→ **Exercise objective**
In the entries below, how many lines contain the string "position"? State the number and nothing else.

Top of Information

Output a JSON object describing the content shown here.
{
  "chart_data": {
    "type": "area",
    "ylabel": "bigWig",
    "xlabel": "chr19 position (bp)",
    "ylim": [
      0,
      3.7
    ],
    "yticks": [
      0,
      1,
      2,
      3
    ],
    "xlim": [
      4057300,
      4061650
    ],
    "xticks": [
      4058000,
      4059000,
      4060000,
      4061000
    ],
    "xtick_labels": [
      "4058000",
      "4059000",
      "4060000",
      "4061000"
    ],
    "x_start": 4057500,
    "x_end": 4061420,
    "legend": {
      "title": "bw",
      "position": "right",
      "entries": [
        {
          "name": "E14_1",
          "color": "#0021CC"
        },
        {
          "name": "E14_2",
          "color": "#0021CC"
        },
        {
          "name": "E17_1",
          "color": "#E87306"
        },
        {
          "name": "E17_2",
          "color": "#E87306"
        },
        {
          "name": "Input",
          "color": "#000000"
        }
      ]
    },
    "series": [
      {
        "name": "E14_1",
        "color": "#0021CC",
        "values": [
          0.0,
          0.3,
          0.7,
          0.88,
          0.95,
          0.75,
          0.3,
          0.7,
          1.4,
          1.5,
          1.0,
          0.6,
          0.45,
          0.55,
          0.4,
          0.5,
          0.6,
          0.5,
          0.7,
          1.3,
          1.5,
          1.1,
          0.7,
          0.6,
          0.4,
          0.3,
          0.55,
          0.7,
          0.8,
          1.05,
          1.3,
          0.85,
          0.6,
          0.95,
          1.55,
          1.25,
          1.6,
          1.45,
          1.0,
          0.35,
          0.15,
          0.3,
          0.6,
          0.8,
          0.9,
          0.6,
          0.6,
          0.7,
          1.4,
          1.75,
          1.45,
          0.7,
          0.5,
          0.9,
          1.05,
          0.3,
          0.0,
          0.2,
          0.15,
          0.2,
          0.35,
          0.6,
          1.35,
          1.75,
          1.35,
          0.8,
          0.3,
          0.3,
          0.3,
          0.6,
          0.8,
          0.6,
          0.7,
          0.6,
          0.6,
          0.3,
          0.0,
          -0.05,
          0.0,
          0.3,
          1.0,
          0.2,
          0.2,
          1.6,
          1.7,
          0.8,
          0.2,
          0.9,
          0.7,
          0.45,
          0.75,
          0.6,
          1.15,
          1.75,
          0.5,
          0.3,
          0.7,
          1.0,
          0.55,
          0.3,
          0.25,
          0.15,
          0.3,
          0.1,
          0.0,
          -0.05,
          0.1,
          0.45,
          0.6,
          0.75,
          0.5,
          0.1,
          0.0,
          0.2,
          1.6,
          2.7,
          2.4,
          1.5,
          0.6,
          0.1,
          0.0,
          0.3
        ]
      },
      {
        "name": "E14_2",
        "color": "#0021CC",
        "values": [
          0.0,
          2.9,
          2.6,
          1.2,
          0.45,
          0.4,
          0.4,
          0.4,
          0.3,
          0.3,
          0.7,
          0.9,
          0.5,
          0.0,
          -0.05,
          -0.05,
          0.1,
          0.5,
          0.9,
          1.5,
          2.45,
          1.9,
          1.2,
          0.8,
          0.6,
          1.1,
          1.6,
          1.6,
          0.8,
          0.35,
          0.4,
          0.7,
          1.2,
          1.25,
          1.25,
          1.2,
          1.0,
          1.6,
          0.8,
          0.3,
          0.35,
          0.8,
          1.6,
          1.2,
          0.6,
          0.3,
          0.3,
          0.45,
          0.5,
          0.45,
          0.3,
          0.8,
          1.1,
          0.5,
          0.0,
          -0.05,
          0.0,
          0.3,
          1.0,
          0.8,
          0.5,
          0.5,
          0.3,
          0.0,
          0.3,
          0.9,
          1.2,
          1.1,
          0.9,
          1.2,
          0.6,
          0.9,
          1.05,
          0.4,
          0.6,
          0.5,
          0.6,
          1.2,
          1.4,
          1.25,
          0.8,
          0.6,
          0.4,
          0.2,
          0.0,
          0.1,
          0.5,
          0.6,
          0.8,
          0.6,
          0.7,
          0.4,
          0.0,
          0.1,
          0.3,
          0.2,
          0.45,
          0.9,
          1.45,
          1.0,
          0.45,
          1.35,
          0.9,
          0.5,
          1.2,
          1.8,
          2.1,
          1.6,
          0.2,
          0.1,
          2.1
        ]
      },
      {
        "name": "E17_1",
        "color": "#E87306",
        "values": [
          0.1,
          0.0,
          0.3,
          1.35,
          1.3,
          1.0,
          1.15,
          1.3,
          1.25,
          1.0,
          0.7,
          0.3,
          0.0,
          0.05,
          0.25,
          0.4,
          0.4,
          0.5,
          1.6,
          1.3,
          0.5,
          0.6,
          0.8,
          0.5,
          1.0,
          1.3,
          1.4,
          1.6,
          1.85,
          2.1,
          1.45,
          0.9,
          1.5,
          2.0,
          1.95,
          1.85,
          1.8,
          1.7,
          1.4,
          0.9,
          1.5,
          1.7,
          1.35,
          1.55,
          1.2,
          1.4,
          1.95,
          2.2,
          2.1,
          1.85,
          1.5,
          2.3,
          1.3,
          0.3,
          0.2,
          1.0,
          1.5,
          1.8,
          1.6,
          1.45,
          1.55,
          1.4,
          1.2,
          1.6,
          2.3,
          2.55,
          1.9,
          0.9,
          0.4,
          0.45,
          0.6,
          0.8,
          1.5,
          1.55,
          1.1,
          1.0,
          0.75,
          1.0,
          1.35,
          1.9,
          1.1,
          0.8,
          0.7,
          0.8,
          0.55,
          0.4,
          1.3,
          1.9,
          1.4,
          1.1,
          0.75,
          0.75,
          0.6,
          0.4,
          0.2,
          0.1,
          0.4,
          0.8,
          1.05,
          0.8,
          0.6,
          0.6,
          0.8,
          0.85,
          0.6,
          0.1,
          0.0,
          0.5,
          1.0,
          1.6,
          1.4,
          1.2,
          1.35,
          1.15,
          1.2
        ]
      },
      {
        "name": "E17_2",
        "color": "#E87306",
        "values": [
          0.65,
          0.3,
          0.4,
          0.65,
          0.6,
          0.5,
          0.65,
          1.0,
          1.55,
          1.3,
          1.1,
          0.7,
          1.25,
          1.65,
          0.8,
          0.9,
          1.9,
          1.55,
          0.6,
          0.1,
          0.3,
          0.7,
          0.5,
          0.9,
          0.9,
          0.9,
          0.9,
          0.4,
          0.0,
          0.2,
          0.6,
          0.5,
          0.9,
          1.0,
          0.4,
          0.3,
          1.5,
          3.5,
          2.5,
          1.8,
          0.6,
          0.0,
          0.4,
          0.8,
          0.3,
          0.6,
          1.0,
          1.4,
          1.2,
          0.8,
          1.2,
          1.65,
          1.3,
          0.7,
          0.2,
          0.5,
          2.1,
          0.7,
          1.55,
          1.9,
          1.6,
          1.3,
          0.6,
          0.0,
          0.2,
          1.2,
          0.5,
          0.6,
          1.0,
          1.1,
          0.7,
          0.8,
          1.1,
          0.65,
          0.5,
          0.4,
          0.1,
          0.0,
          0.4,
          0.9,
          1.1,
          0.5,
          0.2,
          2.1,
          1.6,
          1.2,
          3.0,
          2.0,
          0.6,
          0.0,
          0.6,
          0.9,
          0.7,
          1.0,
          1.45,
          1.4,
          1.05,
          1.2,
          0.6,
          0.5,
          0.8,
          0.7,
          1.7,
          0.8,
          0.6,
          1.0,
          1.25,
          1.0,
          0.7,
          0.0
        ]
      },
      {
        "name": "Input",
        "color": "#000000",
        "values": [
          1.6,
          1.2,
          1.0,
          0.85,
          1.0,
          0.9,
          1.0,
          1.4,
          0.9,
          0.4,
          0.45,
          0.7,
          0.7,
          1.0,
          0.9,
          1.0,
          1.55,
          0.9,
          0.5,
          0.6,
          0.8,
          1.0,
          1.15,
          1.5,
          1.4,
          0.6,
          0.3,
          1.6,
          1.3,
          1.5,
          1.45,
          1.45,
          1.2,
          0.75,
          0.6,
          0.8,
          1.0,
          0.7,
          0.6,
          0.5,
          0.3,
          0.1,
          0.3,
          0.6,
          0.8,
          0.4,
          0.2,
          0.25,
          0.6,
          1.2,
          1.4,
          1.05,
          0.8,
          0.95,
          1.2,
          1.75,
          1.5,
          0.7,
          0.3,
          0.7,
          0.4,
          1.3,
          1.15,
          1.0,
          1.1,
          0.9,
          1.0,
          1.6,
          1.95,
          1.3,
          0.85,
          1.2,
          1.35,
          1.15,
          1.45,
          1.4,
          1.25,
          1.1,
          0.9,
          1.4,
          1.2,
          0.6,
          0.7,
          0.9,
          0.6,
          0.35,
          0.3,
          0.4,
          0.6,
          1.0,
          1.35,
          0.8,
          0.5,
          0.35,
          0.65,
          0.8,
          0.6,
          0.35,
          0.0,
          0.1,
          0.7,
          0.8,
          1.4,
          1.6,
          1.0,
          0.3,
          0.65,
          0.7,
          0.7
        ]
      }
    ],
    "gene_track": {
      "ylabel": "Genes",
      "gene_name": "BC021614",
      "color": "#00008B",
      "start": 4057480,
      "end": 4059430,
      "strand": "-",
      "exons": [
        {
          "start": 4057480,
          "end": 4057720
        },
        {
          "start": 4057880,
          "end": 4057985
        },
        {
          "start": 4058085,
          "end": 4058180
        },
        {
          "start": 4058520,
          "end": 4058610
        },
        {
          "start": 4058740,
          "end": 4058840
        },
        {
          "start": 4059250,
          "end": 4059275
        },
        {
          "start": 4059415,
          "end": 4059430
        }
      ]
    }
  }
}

Bottom of Information

→ **Answer to the exercise**
2